Start of TASK MATERIAL

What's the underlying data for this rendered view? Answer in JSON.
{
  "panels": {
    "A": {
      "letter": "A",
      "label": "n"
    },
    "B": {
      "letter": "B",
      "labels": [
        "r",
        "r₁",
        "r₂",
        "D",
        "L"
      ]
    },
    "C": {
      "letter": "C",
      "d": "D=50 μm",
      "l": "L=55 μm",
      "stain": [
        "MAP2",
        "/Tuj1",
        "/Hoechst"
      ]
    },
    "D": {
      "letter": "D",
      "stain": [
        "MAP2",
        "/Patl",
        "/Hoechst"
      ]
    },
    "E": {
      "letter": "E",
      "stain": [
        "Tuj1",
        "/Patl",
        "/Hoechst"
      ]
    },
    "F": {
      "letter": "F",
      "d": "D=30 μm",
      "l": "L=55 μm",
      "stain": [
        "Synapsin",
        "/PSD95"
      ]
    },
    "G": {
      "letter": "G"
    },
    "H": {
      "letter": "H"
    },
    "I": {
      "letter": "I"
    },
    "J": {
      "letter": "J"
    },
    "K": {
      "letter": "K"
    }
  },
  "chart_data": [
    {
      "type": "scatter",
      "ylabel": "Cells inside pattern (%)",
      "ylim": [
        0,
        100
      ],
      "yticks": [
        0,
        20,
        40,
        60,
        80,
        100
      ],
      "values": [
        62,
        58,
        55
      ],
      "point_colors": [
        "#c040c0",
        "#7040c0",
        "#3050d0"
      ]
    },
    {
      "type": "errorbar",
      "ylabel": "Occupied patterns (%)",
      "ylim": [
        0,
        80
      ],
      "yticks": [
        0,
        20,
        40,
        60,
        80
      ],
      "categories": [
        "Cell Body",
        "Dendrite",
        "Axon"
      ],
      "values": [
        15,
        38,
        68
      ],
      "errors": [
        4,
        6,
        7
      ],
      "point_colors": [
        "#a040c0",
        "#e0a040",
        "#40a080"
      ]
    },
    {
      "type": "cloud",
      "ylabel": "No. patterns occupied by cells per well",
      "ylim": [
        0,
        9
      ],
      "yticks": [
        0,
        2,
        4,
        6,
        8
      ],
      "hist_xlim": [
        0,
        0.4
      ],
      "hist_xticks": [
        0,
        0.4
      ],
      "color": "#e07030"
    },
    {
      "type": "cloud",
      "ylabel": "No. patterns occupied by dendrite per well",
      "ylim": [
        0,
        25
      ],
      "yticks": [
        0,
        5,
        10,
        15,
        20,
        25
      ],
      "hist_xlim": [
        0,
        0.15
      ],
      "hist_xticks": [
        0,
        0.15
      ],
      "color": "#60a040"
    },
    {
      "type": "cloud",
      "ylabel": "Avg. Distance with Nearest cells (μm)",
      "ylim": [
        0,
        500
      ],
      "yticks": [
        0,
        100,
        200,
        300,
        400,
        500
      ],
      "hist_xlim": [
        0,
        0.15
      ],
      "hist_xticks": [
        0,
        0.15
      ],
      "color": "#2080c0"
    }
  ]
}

End of TASK MATERIAL

> **PROBLEM STATEMENT**
From the entries, copy out each line containing the word "letter".

> **EXERCISE SOLUTION**
      "letter": "A",
      "letter": "B",
      "letter": "C",
      "letter": "D",
      "letter": "E",
      "letter": "F",
      "letter": "G"
      "letter": "H"
      "letter": "I"
      "letter": "J"
      "letter": "K"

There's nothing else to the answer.